Work to do → Count every line where "they" occurs. Give the total alone.

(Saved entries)
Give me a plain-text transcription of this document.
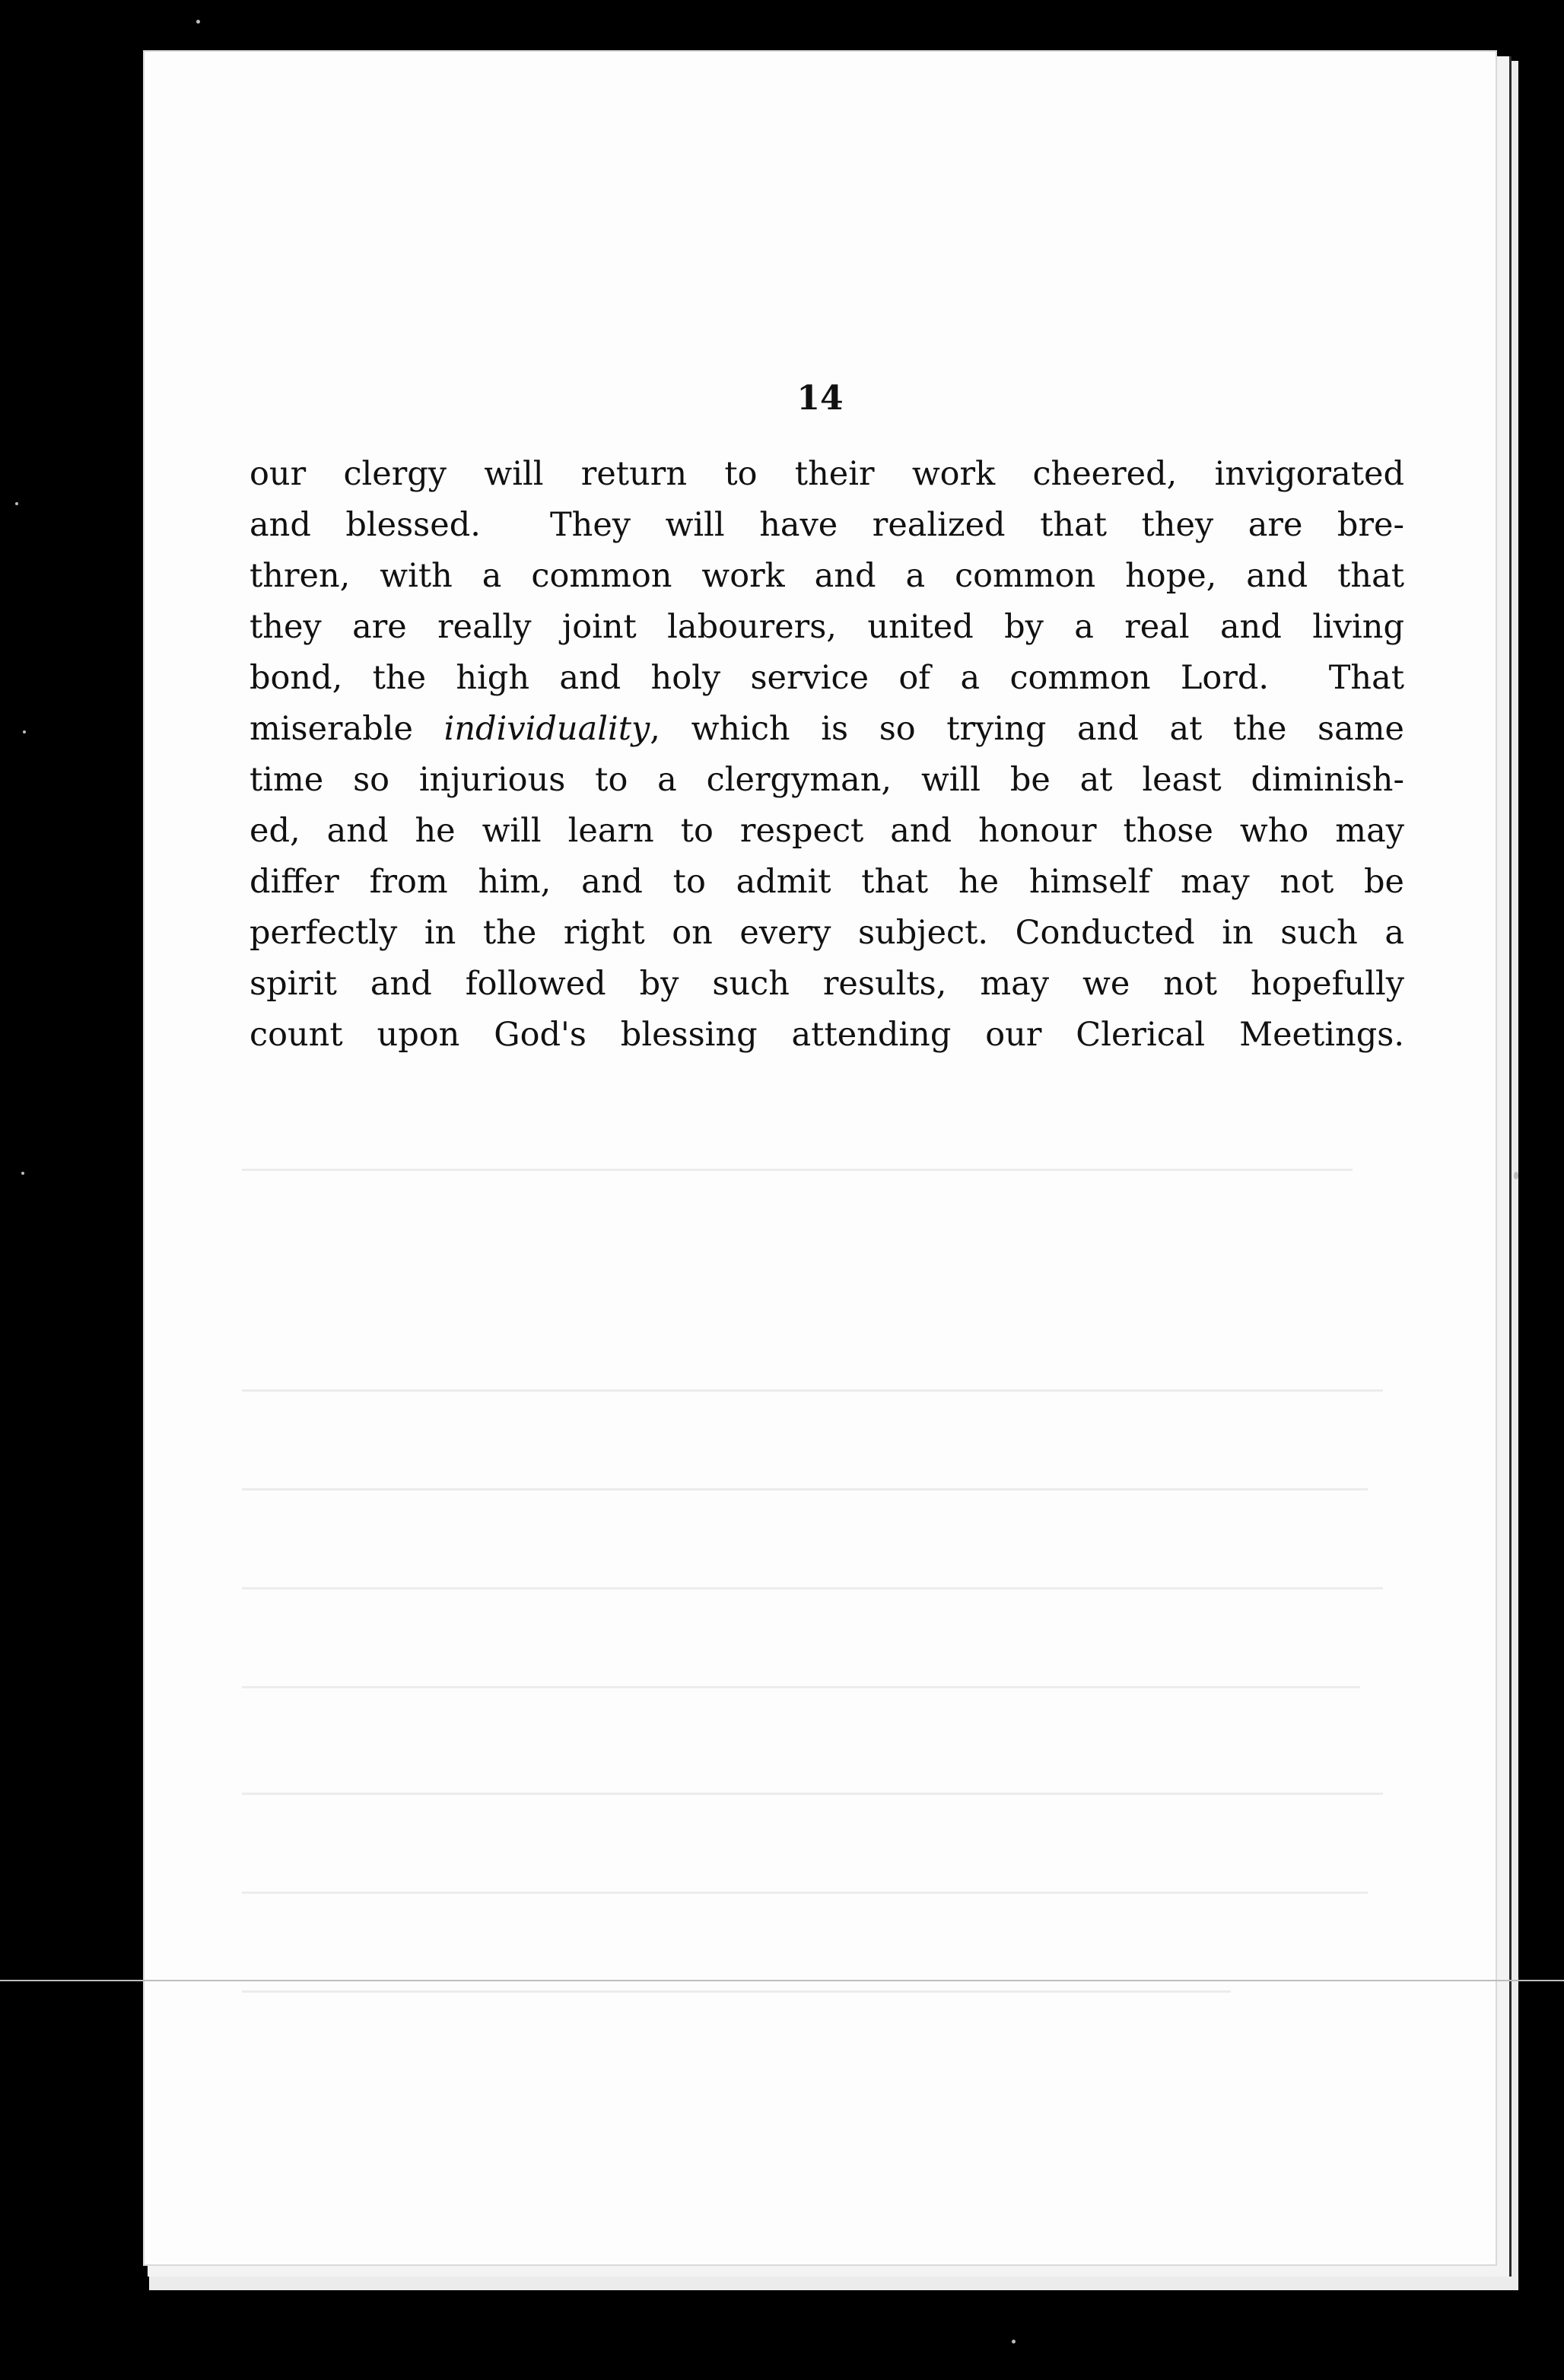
14
our clergy will return to their work cheered, invigorated
and blessed.  They will have realized that they are bre-
thren, with a common work and a common hope, and that
they are really joint labourers, united by a real and living
bond, the high and holy service of a common Lord.  That
miserable individuality, which is so trying and at the same
time so injurious to a clergyman, will be at least diminish-
ed, and he will learn to respect and honour those who may
differ from him, and to admit that he himself may not be
perfectly in the right on every subject. Conducted in such a
spirit and followed by such results, may we not hopefully
count upon God's blessing attending our Clerical Meetings.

Task response → 2